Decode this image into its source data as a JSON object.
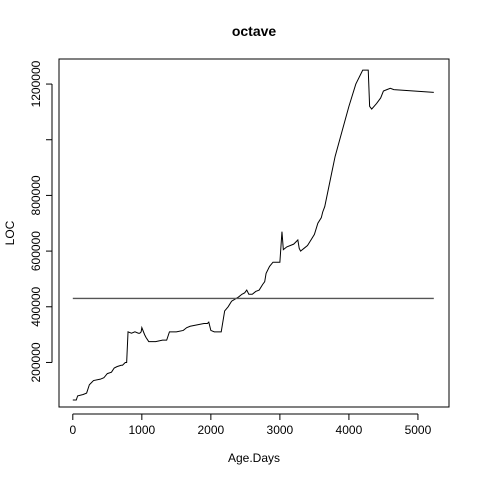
{
  "chart_data": {
    "type": "line",
    "title": "octave",
    "xlabel": "Age.Days",
    "ylabel": "LOC",
    "xlim": [
      -200,
      5450
    ],
    "ylim": [
      40000,
      1290000
    ],
    "x_ticks": [
      0,
      1000,
      2000,
      3000,
      4000,
      5000
    ],
    "x_tick_labels": [
      "0",
      "1000",
      "2000",
      "3000",
      "4000",
      "5000"
    ],
    "y_ticks": [
      200000,
      400000,
      600000,
      800000,
      1000000,
      1200000
    ],
    "y_tick_labels": [
      "200000",
      "400000",
      "600000",
      "800000",
      "",
      "1200000"
    ],
    "grid": false,
    "series": [
      {
        "type": "line",
        "x": [
          0,
          50,
          70,
          150,
          200,
          240,
          300,
          400,
          450,
          500,
          560,
          600,
          640,
          700,
          720,
          740,
          760,
          780,
          800,
          850,
          900,
          950,
          970,
          990,
          1000,
          1040,
          1060,
          1100,
          1200,
          1300,
          1360,
          1400,
          1500,
          1600,
          1650,
          1700,
          1800,
          1900,
          1950,
          1970,
          2000,
          2050,
          2150,
          2200,
          2250,
          2300,
          2400,
          2450,
          2490,
          2520,
          2550,
          2600,
          2650,
          2700,
          2750,
          2780,
          2800,
          2850,
          2900,
          2960,
          3000,
          3030,
          3050,
          3100,
          3200,
          3240,
          3260,
          3280,
          3300,
          3350,
          3400,
          3450,
          3500,
          3550,
          3600,
          3620,
          3650,
          3700,
          3750,
          3800,
          3900,
          4000,
          4100,
          4200,
          4280,
          4300,
          4330,
          4400,
          4460,
          4500,
          4550,
          4600,
          4650,
          5230
        ],
        "y": [
          65000,
          65000,
          80000,
          85000,
          90000,
          120000,
          135000,
          140000,
          145000,
          160000,
          165000,
          180000,
          185000,
          190000,
          190000,
          195000,
          200000,
          200000,
          310000,
          305000,
          310000,
          305000,
          305000,
          310000,
          325000,
          300000,
          290000,
          275000,
          275000,
          280000,
          280000,
          310000,
          310000,
          315000,
          325000,
          330000,
          335000,
          340000,
          340000,
          345000,
          315000,
          310000,
          310000,
          385000,
          400000,
          420000,
          435000,
          445000,
          450000,
          460000,
          445000,
          445000,
          455000,
          460000,
          480000,
          490000,
          520000,
          545000,
          560000,
          560000,
          560000,
          670000,
          605000,
          615000,
          625000,
          635000,
          640000,
          610000,
          600000,
          610000,
          620000,
          640000,
          660000,
          700000,
          720000,
          740000,
          760000,
          820000,
          880000,
          940000,
          1030000,
          1120000,
          1200000,
          1250000,
          1250000,
          1120000,
          1110000,
          1130000,
          1150000,
          1175000,
          1180000,
          1185000,
          1180000,
          1170000
        ]
      },
      {
        "type": "hline",
        "y": [
          430000,
          430000
        ],
        "x": [
          0,
          5230
        ]
      }
    ]
  }
}
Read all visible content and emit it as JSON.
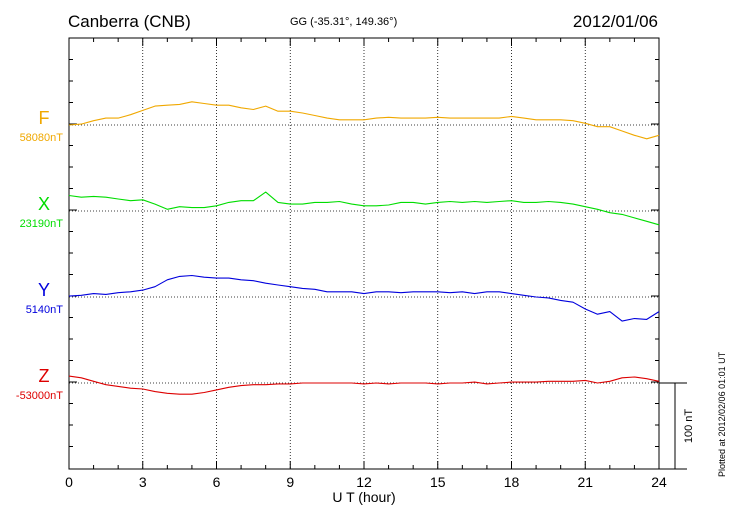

Task prompt → Copy each line exactly, and leave the pictures out of your copy.

Task answer →
Decode this image into its source data as a JSON object.
{
  "chart_data": {
    "type": "line",
    "title": "octave",
    "xlabel": "Age.Days",
    "ylabel": "LOC",
    "xlim": [
      -200,
      5450
    ],
    "ylim": [
      40000,
      1290000
    ],
    "x_ticks": [
      0,
      1000,
      2000,
      3000,
      4000,
      5000
    ],
    "x_tick_labels": [
      "0",
      "1000",
      "2000",
      "3000",
      "4000",
      "5000"
    ],
    "y_ticks": [
      200000,
      400000,
      600000,
      800000,
      1000000,
      1200000
    ],
    "y_tick_labels": [
      "200000",
      "400000",
      "600000",
      "800000",
      "",
      "1200000"
    ],
    "grid": false,
    "series": [
      {
        "type": "line",
        "x": [
          0,
          50,
          70,
          150,
          200,
          240,
          300,
          400,
          450,
          500,
          560,
          600,
          640,
          700,
          720,
          740,
          760,
          780,
          800,
          850,
          900,
          950,
          970,
          990,
          1000,
          1040,
          1060,
          1100,
          1200,
          1300,
          1360,
          1400,
          1500,
          1600,
          1650,
          1700,
          1800,
          1900,
          1950,
          1970,
          2000,
          2050,
          2150,
          2200,
          2250,
          2300,
          2400,
          2450,
          2490,
          2520,
          2550,
          2600,
          2650,
          2700,
          2750,
          2780,
          2800,
          2850,
          2900,
          2960,
          3000,
          3030,
          3050,
          3100,
          3200,
          3240,
          3260,
          3280,
          3300,
          3350,
          3400,
          3450,
          3500,
          3550,
          3600,
          3620,
          3650,
          3700,
          3750,
          3800,
          3900,
          4000,
          4100,
          4200,
          4280,
          4300,
          4330,
          4400,
          4460,
          4500,
          4550,
          4600,
          4650,
          5230
        ],
        "y": [
          65000,
          65000,
          80000,
          85000,
          90000,
          120000,
          135000,
          140000,
          145000,
          160000,
          165000,
          180000,
          185000,
          190000,
          190000,
          195000,
          200000,
          200000,
          310000,
          305000,
          310000,
          305000,
          305000,
          310000,
          325000,
          300000,
          290000,
          275000,
          275000,
          280000,
          280000,
          310000,
          310000,
          315000,
          325000,
          330000,
          335000,
          340000,
          340000,
          345000,
          315000,
          310000,
          310000,
          385000,
          400000,
          420000,
          435000,
          445000,
          450000,
          460000,
          445000,
          445000,
          455000,
          460000,
          480000,
          490000,
          520000,
          545000,
          560000,
          560000,
          560000,
          670000,
          605000,
          615000,
          625000,
          635000,
          640000,
          610000,
          600000,
          610000,
          620000,
          640000,
          660000,
          700000,
          720000,
          740000,
          760000,
          820000,
          880000,
          940000,
          1030000,
          1120000,
          1200000,
          1250000,
          1250000,
          1120000,
          1110000,
          1130000,
          1150000,
          1175000,
          1180000,
          1185000,
          1180000,
          1170000
        ]
      },
      {
        "type": "hline",
        "y": [
          430000,
          430000
        ],
        "x": [
          0,
          5230
        ]
      }
    ]
  }
}
Read all visible content and emit it as JSON.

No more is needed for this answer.